(Stored records)
○ ○ ○ ○ ○ ○ ○

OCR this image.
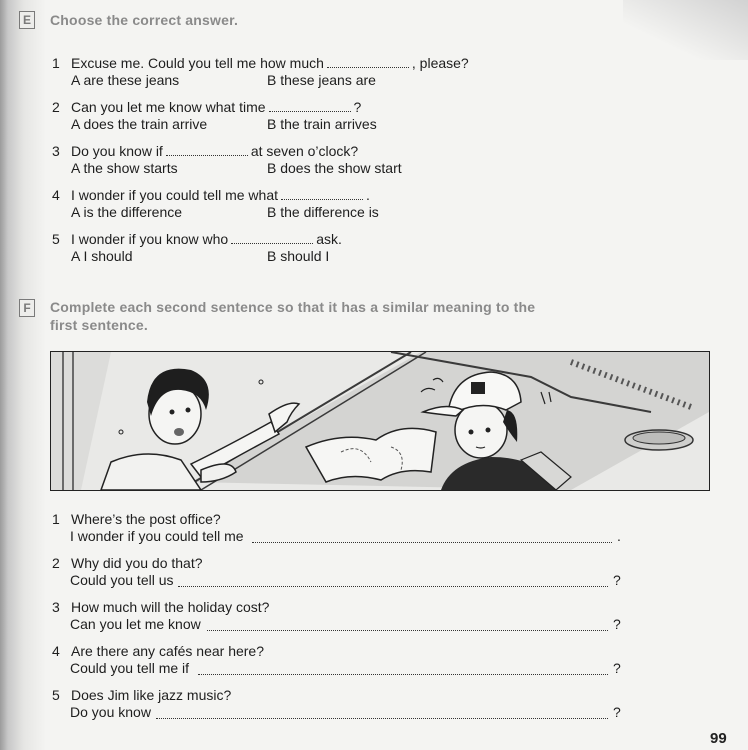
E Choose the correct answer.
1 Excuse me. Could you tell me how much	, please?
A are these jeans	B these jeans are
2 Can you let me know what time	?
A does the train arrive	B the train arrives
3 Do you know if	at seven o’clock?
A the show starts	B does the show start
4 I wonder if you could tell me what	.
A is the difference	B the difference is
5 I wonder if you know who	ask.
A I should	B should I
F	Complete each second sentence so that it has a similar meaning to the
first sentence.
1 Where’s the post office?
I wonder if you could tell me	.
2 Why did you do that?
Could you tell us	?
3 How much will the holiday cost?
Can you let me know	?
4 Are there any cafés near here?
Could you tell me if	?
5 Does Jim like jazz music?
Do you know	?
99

○ ○ ○ ○ ○ ○ ○

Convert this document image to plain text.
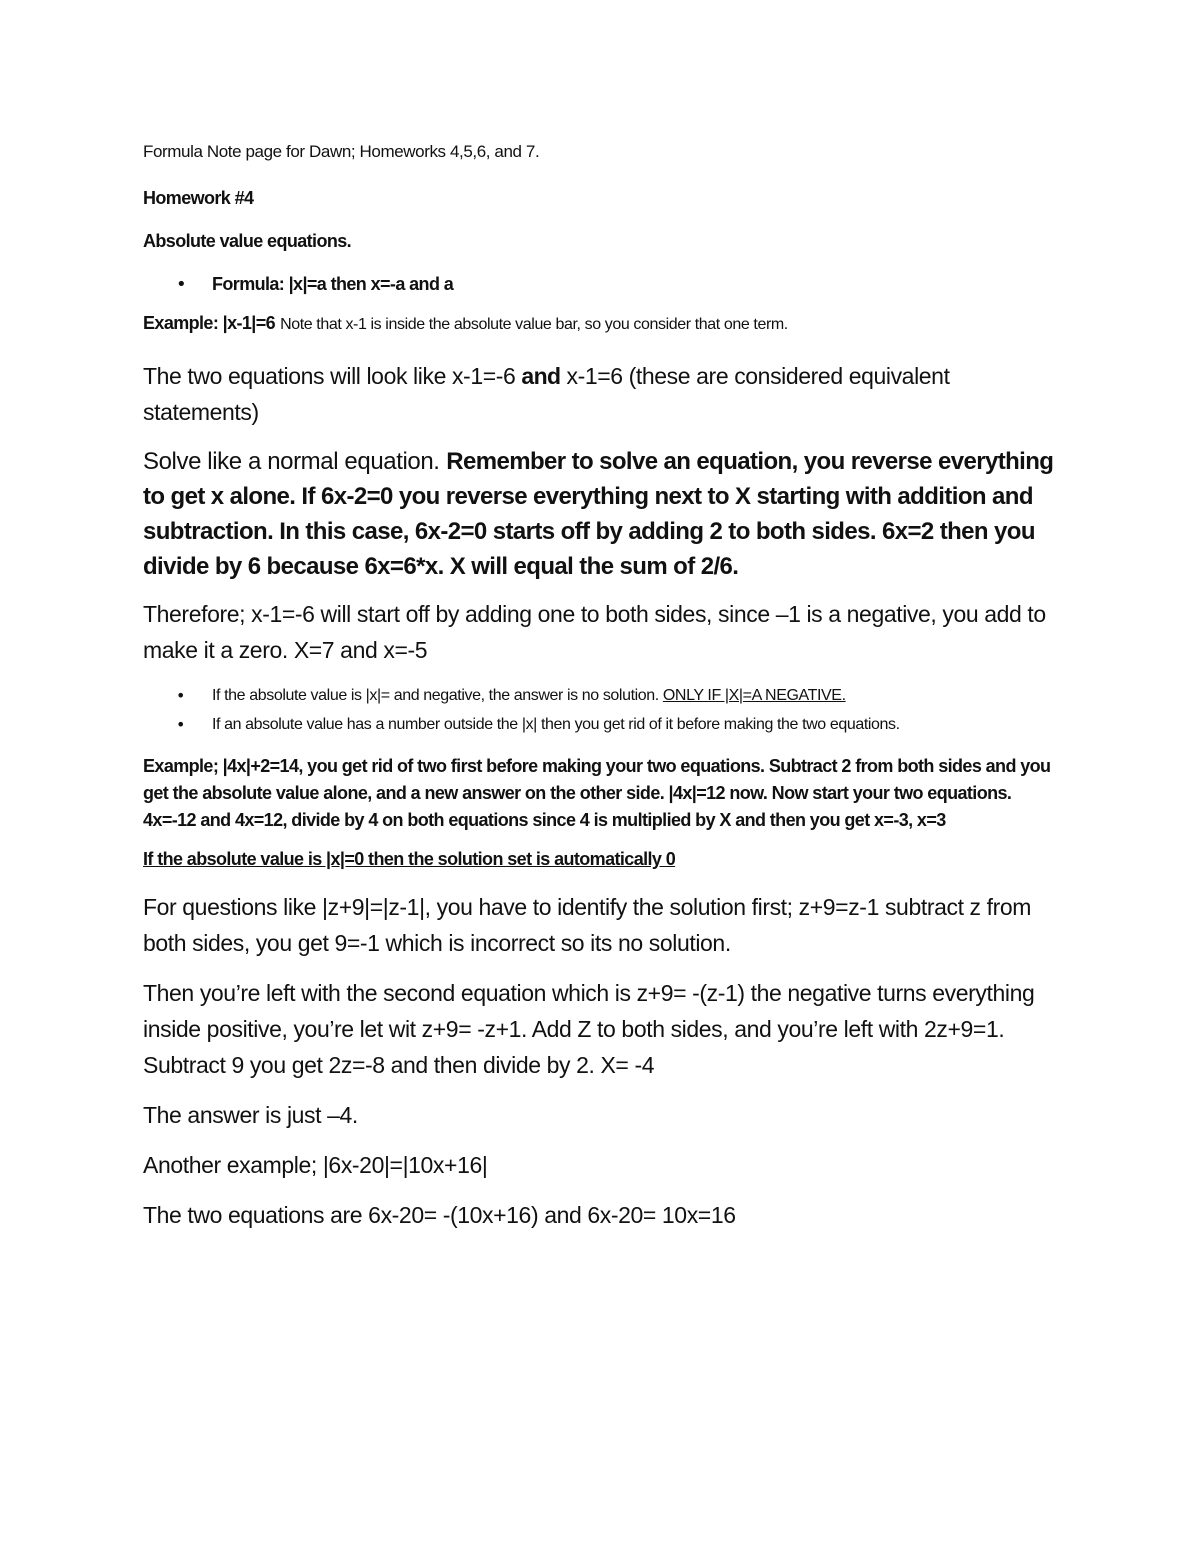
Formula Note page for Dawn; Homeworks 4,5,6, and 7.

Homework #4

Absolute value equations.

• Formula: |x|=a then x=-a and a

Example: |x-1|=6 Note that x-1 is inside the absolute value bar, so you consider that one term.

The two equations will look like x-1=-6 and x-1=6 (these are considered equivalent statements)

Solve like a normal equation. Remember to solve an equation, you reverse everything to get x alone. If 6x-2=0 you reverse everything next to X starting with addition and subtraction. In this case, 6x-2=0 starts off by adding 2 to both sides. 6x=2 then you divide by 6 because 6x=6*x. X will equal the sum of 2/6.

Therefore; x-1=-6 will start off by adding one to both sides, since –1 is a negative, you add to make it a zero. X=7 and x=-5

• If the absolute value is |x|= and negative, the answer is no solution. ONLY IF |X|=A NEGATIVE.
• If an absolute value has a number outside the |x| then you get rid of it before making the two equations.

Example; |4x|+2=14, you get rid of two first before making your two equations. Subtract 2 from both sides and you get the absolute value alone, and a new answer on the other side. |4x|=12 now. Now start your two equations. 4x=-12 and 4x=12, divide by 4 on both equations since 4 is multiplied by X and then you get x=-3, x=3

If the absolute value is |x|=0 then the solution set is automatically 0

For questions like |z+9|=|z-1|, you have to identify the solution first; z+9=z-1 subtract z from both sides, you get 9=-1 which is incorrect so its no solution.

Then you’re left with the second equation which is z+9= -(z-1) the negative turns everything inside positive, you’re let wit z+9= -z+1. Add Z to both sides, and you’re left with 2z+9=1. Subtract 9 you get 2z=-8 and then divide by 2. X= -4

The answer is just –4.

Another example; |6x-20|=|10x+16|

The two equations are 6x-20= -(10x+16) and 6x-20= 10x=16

○ ○ ○ ○ ○ ○ ○

Show every line above in which the word "with" occurs.

Solve like a normal equation. Remember to solve an equation, you reverse everything to get x alone. If 6x-2=0 you reverse everything next to X starting with addition and subtraction. In this case, 6x-2=0 starts off by adding 2 to both sides. 6x=2 then you divide by 6 because 6x=6*x. X will equal the sum of 2/6.
Then you’re left with the second equation which is z+9= -(z-1) the negative turns everything inside positive, you’re let wit z+9= -z+1. Add Z to both sides, and you’re left with 2z+9=1. Subtract 9 you get 2z=-8 and then divide by 2. X= -4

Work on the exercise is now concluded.